■ Written request: Omit every image, and transcribe the remaining entries exactly as given.

■ Source material:
^^^^^^^^^^^^^^^^
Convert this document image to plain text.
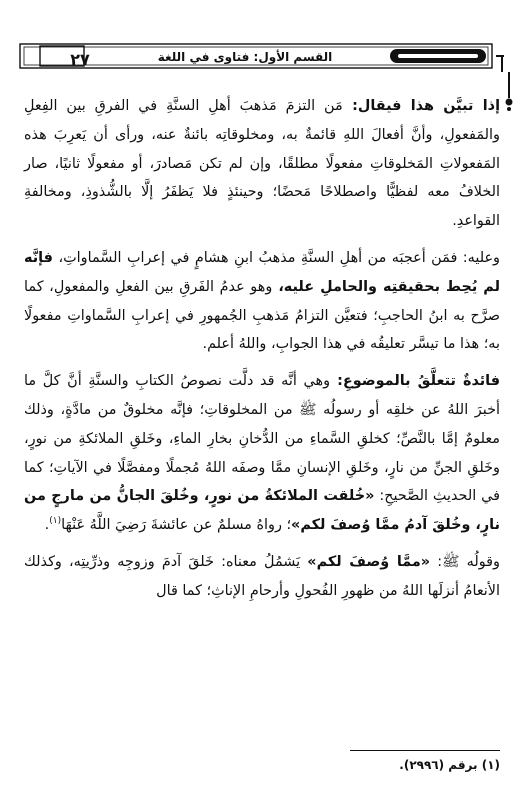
٢٧	القسم الأول: فتاوى في اللغة

إذا تبيَّن هذا فيقال: مَن التزمَ مَذهبَ أهلِ السنَّةِ في الفرقِ بين الفِعلِ والمَفعولِ، وأنَّ أفعالَ اللهِ قائمةٌ به، ومخلوقاتِه بائنةٌ عنه، ورأى أن يَعرِبَ هذه المَفعولاتِ المَخلوقاتِ مفعولًا مطلقًا، وإن لم تكن مَصادرَ، أو مفعولًا ثانيًا، صار الخلافُ معه لفظيًّا واصطلاحًا مَحضًا؛ وحينئذٍ فلا يَظفَرُ إلَّا بالشُّذوذِ، ومخالفةِ القواعدِ.

وعليه: فمَن أعجبَه من أهلِ السنَّةِ مذهبُ ابنِ هشامٍ في إعرابِ السَّماواتِ، فإنَّه لم يُحِط بحقيقتِه والحاملِ عليه، وهو عدمُ الفَرقِ بين الفعلِ والمفعولِ، كما صرَّح به ابنُ الحاجبِ؛ فتعيَّن التزامُ مَذهبِ الجُمهورِ في إعرابِ السَّماواتِ مفعولًا به؛ هذا ما تيسَّر تعليقُه في هذا الجوابِ، واللهُ أعلم.

فائدةٌ تتعلَّقُ بالموضوعِ: وهي أنَّه قد دلَّت نصوصُ الكتابِ والسنَّةِ أنَّ كلَّ ما أخبرَ اللهُ عن خلقِه أو رسولُه ﷺ من المخلوقاتِ؛ فإنَّه مخلوقٌ من مادَّةٍ، وذلك معلومٌ إمَّا بالنَّصِّ؛ كخلقِ السَّماءِ من الدُّخانِ بخارِ الماءِ، وخَلقِ الملائكةِ من نورٍ، وخَلقِ الجنِّ من نارٍ، وخَلقِ الإنسانِ ممَّا وصفَه اللهُ مُجملًا ومفصَّلًا في الآياتِ؛ كما في الحديثِ الصَّحيحِ: «خُلقت الملائكةُ من نورٍ، وخُلقَ الجانُّ من مارجٍ من نارٍ، وخُلقَ آدمُ ممَّا وُصفَ لكم»؛ رواهُ مسلمٌ عن عائشةَ رَضِيَ اللَّهُ عَنْهَا$^{(١)}$.

وقولُه ﷺ: «ممَّا وُصفَ لكم» يَشمُلُ معناه: خَلقَ آدمَ وزوجِه وذرِّيتِه، وكذلك الأنعامُ أنزلَها اللهُ من ظهورِ الفُحولِ وأرحامِ الإناثِ؛ كما قال

(١) برقم (٢٩٩٦).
^^^^^^^^^^^^^^^^
■ Response:
Convert this document image to plain text.
٢٧	القسم الأول: فتاوى في اللغة

إذا تبيَّن هذا فيقال: مَن التزمَ مَذهبَ أهلِ السنَّةِ في الفرقِ بين الفِعلِ والمَفعولِ، وأنَّ أفعالَ اللهِ قائمةٌ به، ومخلوقاتِه بائنةٌ عنه، ورأى أن يَعرِبَ هذه المَفعولاتِ المَخلوقاتِ مفعولًا مطلقًا، وإن لم تكن مَصادرَ، أو مفعولًا ثانيًا، صار الخلافُ معه لفظيًّا واصطلاحًا مَحضًا؛ وحينئذٍ فلا يَظفَرُ إلَّا بالشُّذوذِ، ومخالفةِ القواعدِ.

وعليه: فمَن أعجبَه من أهلِ السنَّةِ مذهبُ ابنِ هشامٍ في إعرابِ السَّماواتِ، فإنَّه لم يُحِط بحقيقتِه والحاملِ عليه، وهو عدمُ الفَرقِ بين الفعلِ والمفعولِ، كما صرَّح به ابنُ الحاجبِ؛ فتعيَّن التزامُ مَذهبِ الجُمهورِ في إعرابِ السَّماواتِ مفعولًا به؛ هذا ما تيسَّر تعليقُه في هذا الجوابِ، واللهُ أعلم.

فائدةٌ تتعلَّقُ بالموضوعِ: وهي أنَّه قد دلَّت نصوصُ الكتابِ والسنَّةِ أنَّ كلَّ ما أخبرَ اللهُ عن خلقِه أو رسولُه ﷺ من المخلوقاتِ؛ فإنَّه مخلوقٌ من مادَّةٍ، وذلك معلومٌ إمَّا بالنَّصِّ؛ كخلقِ السَّماءِ من الدُّخانِ بخارِ الماءِ، وخَلقِ الملائكةِ من نورٍ، وخَلقِ الجنِّ من نارٍ، وخَلقِ الإنسانِ ممَّا وصفَه اللهُ مُجملًا ومفصَّلًا في الآياتِ؛ كما في الحديثِ الصَّحيحِ: «خُلقت الملائكةُ من نورٍ، وخُلقَ الجانُّ من مارجٍ من نارٍ، وخُلقَ آدمُ ممَّا وُصفَ لكم»؛ رواهُ مسلمٌ عن عائشةَ رَضِيَ اللَّهُ عَنْهَا$^{(١)}$.

وقولُه ﷺ: «ممَّا وُصفَ لكم» يَشمُلُ معناه: خَلقَ آدمَ وزوجِه وذرِّيتِه، وكذلك الأنعامُ أنزلَها اللهُ من ظهورِ الفُحولِ وأرحامِ الإناثِ؛ كما قال

(١) برقم (٢٩٩٦).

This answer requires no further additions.